Tarefa 1
Indique se cada afirmação abaixo está de acordo com o texto sobre o Oscar 2002, respondendo sim ou não e citando literalmente as palavras do texto que decidem a questão. (a) O Senhor dos Anéis recebeu 13 indicações. (b) Uma Mente Brilhante é qualificado como corajoso e visionário. (c) Filmes americanos costumam vencer em festivais internacionais.
Tarefa 2
Responda às perguntas com base no texto sobre o Oscar 2002.
(a) Qual é a data de publicação?
(b) Que diretor é chamado de repetitivo e cansativo?
(c) Que filme é citado como exemplo de produção estrangeira?
Tarefa 3
Repita fielmente o trecho do texto sobre o Oscar 2002 que se inicia nas palavras "Mas só os bastantes" e se encerra em "com boa crítica.".
----- Texto fornecido
Data de Publicação: 24 de novembro de 2005

Quando há uma semana saíram os indicados ao Oscar 2002, premiação que muitos se apressam em afirmar como a maior do cinema mundial, fiquei muito surpreso pela incrível má qualidade dos filmes elencados como os melhores do ano pelos conceituados membros da academia. O grande favorito, com 13 indicações, O Senhor dos Anéis, uma superprodução comercial que fez enorme sucesso de público nem chega a ser um filme mediano. Os outros indicados foram apenas o burocrático e correto Uma Mente Brilhante, o pelo menos corajoso e visionário musical Moulin Rouge, um videoclip refinado, Entre Quatro Paredes, drama que muitos afirmam ser apenas razoável e o novo de Robert Altman, um diretor repetitivo e cansativo, que a crítica especializada adora.
Com essas indicações podemos chegar a afirmar algumas coisas: que o cinema realmente passa por um período difícil; que virou uma indústria e esses prêmios e festivais não podem ser levados tão a sério; ou ainda a mais correta de todas: que o cinema americano, que há muito não produz algo razoável, tente com o Oscar e muito marketing mostrar ainda que possui o melhor cinema mundial. Esse é o maior perigo de uma premiação como essa: tentar afirmar para adolescentes que começam a gostar da Sétima Arte que tais filmes são bons e importantes.
Mas só os bastantes inflexíveis não percebem que Hollywood é hoje uma indústria falida culturalmente. Tanto é que em festivais internacionais raramente um filme americano vence. Enquanto isso, é possível também ver que o cinema de outras nacionalidades cada vez mais ganha força, público, e qualidade, inclusive nos Estados Unidos, onde as produções estrangeiras (caso de O Fabuloso Destino de Amelie Poulan) e as refilmagens de sucesso (caso de Vannila Sky) são ovacionadas com boa crítica.
----------
----- Listagem apresentada
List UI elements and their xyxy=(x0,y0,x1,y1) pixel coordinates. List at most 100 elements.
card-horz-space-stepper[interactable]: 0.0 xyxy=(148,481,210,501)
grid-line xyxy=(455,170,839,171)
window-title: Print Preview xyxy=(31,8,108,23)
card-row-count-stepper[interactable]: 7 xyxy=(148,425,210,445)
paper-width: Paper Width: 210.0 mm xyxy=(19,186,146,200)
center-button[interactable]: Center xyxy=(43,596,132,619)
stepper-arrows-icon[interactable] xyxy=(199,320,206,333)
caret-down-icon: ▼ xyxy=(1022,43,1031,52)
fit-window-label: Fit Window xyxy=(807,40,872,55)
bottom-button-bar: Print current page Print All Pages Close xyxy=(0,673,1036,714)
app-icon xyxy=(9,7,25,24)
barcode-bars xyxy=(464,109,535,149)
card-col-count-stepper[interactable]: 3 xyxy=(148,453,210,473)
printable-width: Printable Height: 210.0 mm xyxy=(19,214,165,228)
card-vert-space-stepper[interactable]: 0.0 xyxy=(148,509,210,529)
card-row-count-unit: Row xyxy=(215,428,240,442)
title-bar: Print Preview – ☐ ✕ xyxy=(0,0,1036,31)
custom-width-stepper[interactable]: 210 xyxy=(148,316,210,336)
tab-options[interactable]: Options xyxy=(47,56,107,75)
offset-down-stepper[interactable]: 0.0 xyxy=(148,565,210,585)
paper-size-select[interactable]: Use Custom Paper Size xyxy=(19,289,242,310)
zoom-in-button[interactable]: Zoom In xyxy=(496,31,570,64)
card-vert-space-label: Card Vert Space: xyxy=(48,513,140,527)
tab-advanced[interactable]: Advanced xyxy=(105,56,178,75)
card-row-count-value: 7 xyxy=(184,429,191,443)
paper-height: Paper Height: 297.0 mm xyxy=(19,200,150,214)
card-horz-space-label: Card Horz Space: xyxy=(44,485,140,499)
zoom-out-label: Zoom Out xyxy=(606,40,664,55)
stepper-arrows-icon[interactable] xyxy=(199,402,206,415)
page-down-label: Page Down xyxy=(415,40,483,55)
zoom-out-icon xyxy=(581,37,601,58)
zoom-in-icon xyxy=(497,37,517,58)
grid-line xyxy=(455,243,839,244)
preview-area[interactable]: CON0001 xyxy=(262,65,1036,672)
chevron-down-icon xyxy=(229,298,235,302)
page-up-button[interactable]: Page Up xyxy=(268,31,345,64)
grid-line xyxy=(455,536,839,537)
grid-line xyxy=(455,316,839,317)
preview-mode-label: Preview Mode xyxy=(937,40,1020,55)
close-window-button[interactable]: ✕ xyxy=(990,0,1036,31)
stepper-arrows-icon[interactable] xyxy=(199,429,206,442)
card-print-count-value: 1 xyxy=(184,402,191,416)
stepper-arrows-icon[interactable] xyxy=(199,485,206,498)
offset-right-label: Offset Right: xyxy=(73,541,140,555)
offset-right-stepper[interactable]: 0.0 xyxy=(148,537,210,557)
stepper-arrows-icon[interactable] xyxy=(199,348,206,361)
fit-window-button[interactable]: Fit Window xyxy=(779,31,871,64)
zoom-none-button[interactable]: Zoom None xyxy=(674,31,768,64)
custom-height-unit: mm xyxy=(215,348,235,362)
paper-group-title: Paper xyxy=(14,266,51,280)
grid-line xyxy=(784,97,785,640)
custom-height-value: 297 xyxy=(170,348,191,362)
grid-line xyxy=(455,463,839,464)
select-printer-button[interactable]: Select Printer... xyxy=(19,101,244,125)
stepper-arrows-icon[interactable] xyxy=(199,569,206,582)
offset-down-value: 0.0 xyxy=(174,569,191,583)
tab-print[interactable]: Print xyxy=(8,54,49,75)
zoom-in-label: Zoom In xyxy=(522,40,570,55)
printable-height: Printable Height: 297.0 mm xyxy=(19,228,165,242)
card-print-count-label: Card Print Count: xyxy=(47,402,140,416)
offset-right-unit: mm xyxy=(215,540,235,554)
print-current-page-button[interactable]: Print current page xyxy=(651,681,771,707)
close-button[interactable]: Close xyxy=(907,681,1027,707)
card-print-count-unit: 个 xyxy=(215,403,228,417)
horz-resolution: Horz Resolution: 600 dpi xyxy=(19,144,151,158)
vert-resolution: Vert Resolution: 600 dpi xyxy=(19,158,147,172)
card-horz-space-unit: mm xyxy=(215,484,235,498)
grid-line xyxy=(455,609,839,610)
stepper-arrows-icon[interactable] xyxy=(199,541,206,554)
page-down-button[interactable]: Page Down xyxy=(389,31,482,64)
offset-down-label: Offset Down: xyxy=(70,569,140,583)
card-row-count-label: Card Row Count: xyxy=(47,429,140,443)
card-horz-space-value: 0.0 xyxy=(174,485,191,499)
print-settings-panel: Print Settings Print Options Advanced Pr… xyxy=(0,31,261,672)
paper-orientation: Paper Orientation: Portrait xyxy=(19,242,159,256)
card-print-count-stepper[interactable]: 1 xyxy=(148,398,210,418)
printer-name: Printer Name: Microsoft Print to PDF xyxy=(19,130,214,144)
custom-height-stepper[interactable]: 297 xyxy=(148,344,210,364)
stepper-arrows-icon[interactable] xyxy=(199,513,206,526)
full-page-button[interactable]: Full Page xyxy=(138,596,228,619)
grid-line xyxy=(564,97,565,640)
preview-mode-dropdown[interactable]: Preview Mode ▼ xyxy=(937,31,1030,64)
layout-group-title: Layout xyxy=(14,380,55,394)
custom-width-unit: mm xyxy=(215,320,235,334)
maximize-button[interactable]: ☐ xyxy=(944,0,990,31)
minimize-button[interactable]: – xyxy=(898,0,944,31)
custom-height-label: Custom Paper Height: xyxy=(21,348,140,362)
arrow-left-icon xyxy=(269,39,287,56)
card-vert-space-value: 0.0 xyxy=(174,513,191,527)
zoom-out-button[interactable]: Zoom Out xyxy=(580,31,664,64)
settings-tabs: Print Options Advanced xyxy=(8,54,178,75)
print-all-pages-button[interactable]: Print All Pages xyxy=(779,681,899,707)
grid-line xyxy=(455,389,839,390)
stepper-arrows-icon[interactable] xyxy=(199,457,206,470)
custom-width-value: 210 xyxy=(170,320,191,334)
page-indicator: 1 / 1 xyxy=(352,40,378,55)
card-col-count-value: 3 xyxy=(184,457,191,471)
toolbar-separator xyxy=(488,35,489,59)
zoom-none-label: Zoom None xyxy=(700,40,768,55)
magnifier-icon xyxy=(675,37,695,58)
----------
Resposta 1
(a) Sim: "O grande favorito, com 13 indicações, O Senhor dos Anéis"
(b) Não: "o burocrático e correto Uma Mente Brilhante"
(c) Não: "em festivais internacionais raramente um filme americano vence"

Resposta 2
(a) 24 de novembro de 2005
(b) Robert Altman
(c) O Fabuloso Destino de Amelie Poulan

Resposta 3
Mas só os bastantes inflexíveis não percebem que Hollywood é hoje uma indústria falida culturalmente. Tanto é que em festivais internacionais raramente um filme americano vence. Enquanto isso, é possível também ver que o cinema de outras nacionalidades cada vez mais ganha força, público, e qualidade, inclusive nos Estados Unidos, onde as produções estrangeiras (caso de O Fabuloso Destino de Amelie Poulan) e as refilmagens de sucesso (caso de Vannila Sky) são ovacionadas com boa crítica.